» **Exercise objective**
Reproduce all the material exactly, minus any pictures it holds.

» **Extracted records**
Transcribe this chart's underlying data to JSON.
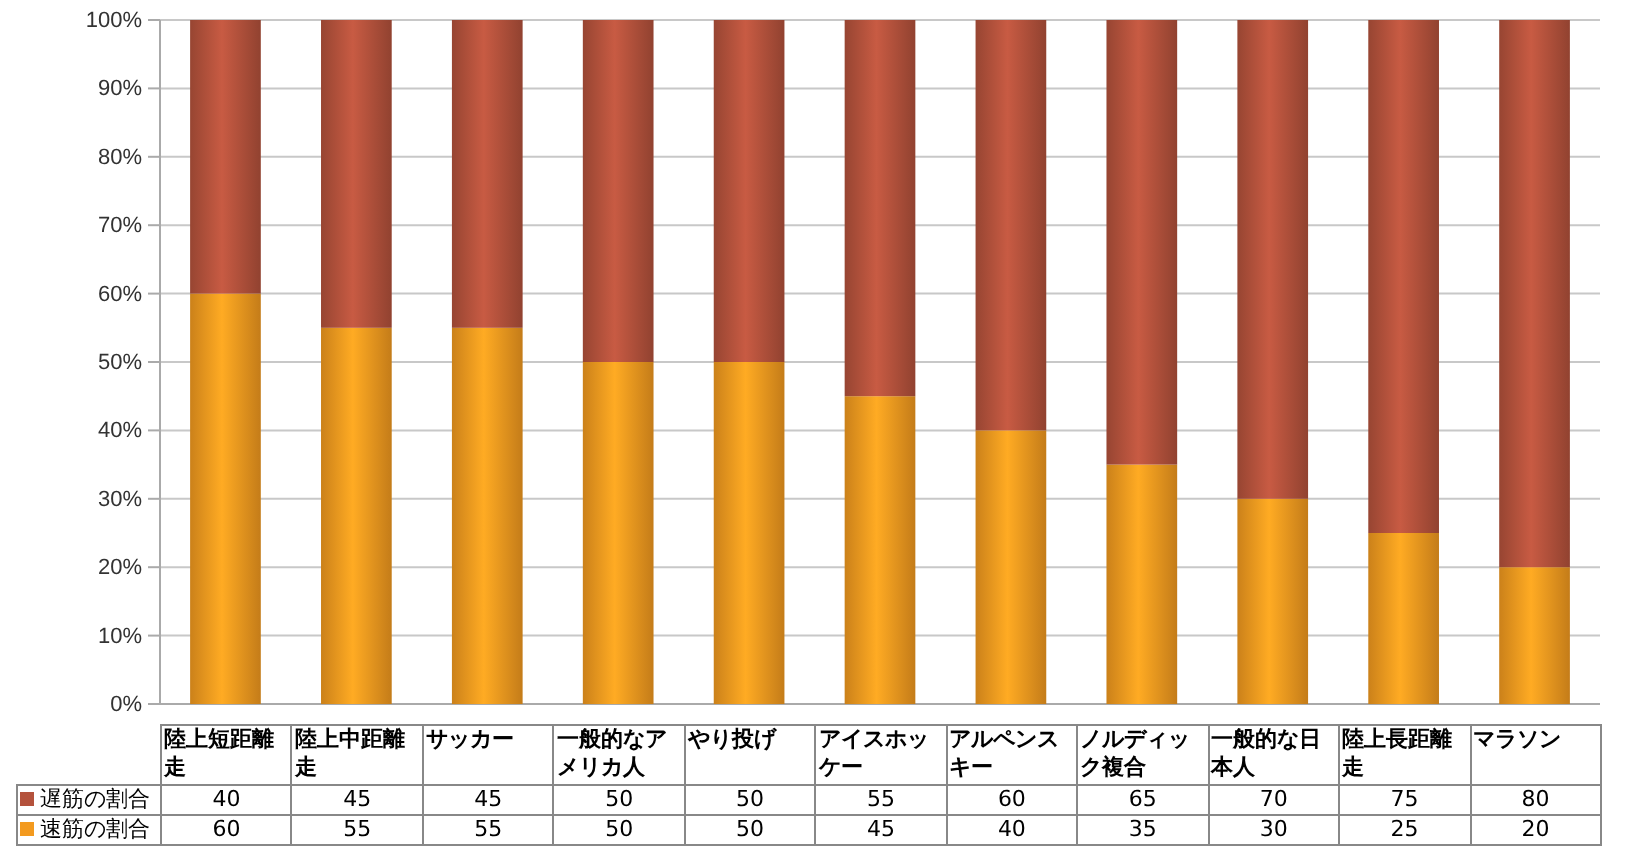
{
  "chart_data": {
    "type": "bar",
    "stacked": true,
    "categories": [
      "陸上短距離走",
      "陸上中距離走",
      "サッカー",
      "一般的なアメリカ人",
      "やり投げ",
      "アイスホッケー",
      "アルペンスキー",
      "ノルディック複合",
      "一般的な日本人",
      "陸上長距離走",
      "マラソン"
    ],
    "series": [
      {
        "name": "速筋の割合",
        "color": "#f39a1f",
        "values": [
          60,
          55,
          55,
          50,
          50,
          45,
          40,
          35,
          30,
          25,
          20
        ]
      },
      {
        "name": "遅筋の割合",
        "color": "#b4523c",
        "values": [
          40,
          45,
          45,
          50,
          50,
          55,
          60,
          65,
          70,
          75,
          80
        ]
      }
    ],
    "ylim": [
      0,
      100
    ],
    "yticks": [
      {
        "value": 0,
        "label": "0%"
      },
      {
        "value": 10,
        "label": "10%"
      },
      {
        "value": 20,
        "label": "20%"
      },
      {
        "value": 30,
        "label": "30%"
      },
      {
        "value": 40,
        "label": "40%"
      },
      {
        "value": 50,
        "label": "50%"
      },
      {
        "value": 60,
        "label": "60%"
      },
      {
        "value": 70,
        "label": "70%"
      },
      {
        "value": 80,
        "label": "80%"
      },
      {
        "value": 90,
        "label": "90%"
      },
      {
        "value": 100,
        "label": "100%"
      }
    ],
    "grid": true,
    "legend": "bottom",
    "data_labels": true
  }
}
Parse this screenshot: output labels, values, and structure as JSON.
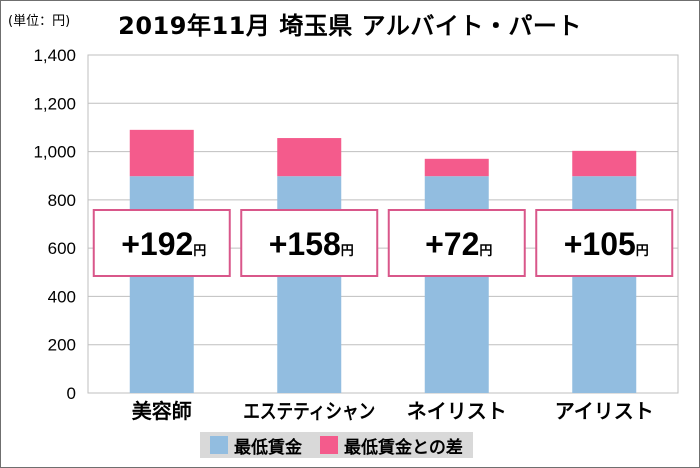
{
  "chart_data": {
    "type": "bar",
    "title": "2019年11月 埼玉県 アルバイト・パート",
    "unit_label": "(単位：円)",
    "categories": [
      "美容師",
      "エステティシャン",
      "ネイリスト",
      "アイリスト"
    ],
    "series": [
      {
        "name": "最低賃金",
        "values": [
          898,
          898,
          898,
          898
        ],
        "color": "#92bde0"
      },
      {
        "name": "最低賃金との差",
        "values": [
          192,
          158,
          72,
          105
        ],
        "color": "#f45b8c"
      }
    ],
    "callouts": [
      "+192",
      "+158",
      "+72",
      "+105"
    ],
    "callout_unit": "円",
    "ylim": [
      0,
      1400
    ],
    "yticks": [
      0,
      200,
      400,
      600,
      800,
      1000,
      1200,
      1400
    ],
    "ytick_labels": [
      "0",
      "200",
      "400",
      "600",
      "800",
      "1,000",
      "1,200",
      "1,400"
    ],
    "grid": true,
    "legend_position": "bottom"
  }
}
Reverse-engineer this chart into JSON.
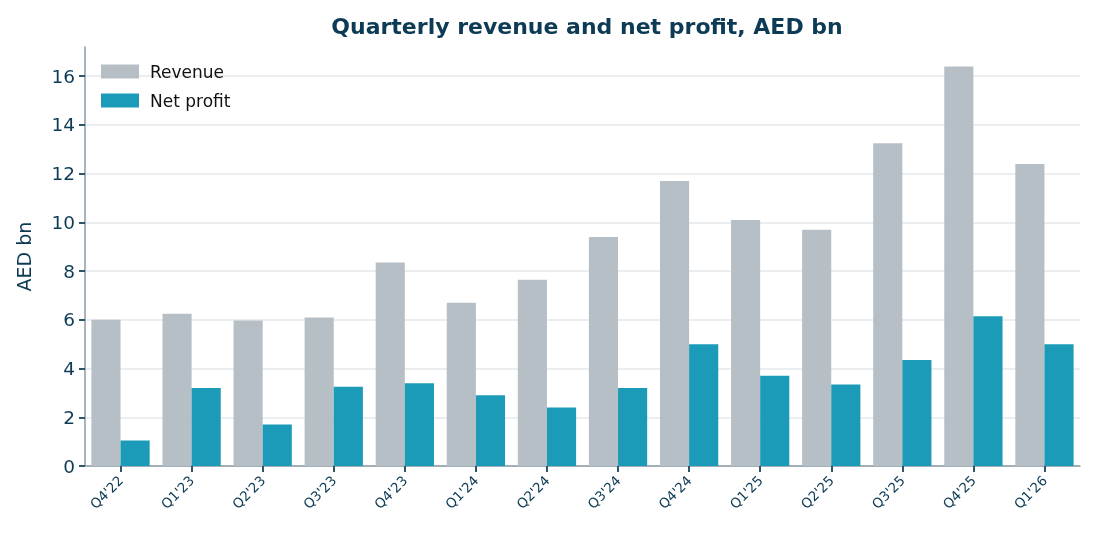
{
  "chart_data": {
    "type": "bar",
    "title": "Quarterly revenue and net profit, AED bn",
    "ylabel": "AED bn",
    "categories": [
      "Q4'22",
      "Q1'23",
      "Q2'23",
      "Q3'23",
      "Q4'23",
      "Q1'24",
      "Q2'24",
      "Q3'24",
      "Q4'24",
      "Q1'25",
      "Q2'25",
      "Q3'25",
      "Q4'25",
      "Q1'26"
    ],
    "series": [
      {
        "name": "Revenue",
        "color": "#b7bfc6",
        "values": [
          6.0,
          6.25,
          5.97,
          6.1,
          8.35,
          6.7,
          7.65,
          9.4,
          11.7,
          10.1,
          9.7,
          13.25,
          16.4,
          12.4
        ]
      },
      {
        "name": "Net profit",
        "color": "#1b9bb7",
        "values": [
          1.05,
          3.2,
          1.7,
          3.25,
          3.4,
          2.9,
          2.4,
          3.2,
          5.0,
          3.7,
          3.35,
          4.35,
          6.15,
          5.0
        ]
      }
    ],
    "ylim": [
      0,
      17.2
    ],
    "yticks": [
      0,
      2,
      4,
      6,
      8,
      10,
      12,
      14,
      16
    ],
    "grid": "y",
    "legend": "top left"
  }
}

» **Result for this task**
Transcribe this chart's underlying data to JSON.
{
  "chart_data": {
    "type": "bar",
    "stacked": true,
    "categories": [
      "陸上短距離走",
      "陸上中距離走",
      "サッカー",
      "一般的なアメリカ人",
      "やり投げ",
      "アイスホッケー",
      "アルペンスキー",
      "ノルディック複合",
      "一般的な日本人",
      "陸上長距離走",
      "マラソン"
    ],
    "series": [
      {
        "name": "速筋の割合",
        "color": "#f39a1f",
        "values": [
          60,
          55,
          55,
          50,
          50,
          45,
          40,
          35,
          30,
          25,
          20
        ]
      },
      {
        "name": "遅筋の割合",
        "color": "#b4523c",
        "values": [
          40,
          45,
          45,
          50,
          50,
          55,
          60,
          65,
          70,
          75,
          80
        ]
      }
    ],
    "ylim": [
      0,
      100
    ],
    "yticks": [
      {
        "value": 0,
        "label": "0%"
      },
      {
        "value": 10,
        "label": "10%"
      },
      {
        "value": 20,
        "label": "20%"
      },
      {
        "value": 30,
        "label": "30%"
      },
      {
        "value": 40,
        "label": "40%"
      },
      {
        "value": 50,
        "label": "50%"
      },
      {
        "value": 60,
        "label": "60%"
      },
      {
        "value": 70,
        "label": "70%"
      },
      {
        "value": 80,
        "label": "80%"
      },
      {
        "value": 90,
        "label": "90%"
      },
      {
        "value": 100,
        "label": "100%"
      }
    ],
    "grid": true,
    "legend": "bottom",
    "data_labels": true
  }
}
Parse this screenshot: output labels, values, and structure as JSON.
{
  "chart_data": {
    "type": "bar",
    "title": "2019年11月 埼玉県 アルバイト・パート",
    "unit_label": "(単位：円)",
    "categories": [
      "美容師",
      "エステティシャン",
      "ネイリスト",
      "アイリスト"
    ],
    "series": [
      {
        "name": "最低賃金",
        "values": [
          898,
          898,
          898,
          898
        ],
        "color": "#92bde0"
      },
      {
        "name": "最低賃金との差",
        "values": [
          192,
          158,
          72,
          105
        ],
        "color": "#f45b8c"
      }
    ],
    "callouts": [
      "+192",
      "+158",
      "+72",
      "+105"
    ],
    "callout_unit": "円",
    "ylim": [
      0,
      1400
    ],
    "yticks": [
      0,
      200,
      400,
      600,
      800,
      1000,
      1200,
      1400
    ],
    "ytick_labels": [
      "0",
      "200",
      "400",
      "600",
      "800",
      "1,000",
      "1,200",
      "1,400"
    ],
    "grid": true,
    "legend_position": "bottom"
  }
}
Reverse-engineer this chart into JSON.
{
  "chart_data": {
    "type": "bar",
    "title": "Quarterly revenue and net profit, AED bn",
    "ylabel": "AED bn",
    "categories": [
      "Q4'22",
      "Q1'23",
      "Q2'23",
      "Q3'23",
      "Q4'23",
      "Q1'24",
      "Q2'24",
      "Q3'24",
      "Q4'24",
      "Q1'25",
      "Q2'25",
      "Q3'25",
      "Q4'25",
      "Q1'26"
    ],
    "series": [
      {
        "name": "Revenue",
        "color": "#b7bfc6",
        "values": [
          6.0,
          6.25,
          5.97,
          6.1,
          8.35,
          6.7,
          7.65,
          9.4,
          11.7,
          10.1,
          9.7,
          13.25,
          16.4,
          12.4
        ]
      },
      {
        "name": "Net profit",
        "color": "#1b9bb7",
        "values": [
          1.05,
          3.2,
          1.7,
          3.25,
          3.4,
          2.9,
          2.4,
          3.2,
          5.0,
          3.7,
          3.35,
          4.35,
          6.15,
          5.0
        ]
      }
    ],
    "ylim": [
      0,
      17.2
    ],
    "yticks": [
      0,
      2,
      4,
      6,
      8,
      10,
      12,
      14,
      16
    ],
    "grid": "y",
    "legend": "top left"
  }
}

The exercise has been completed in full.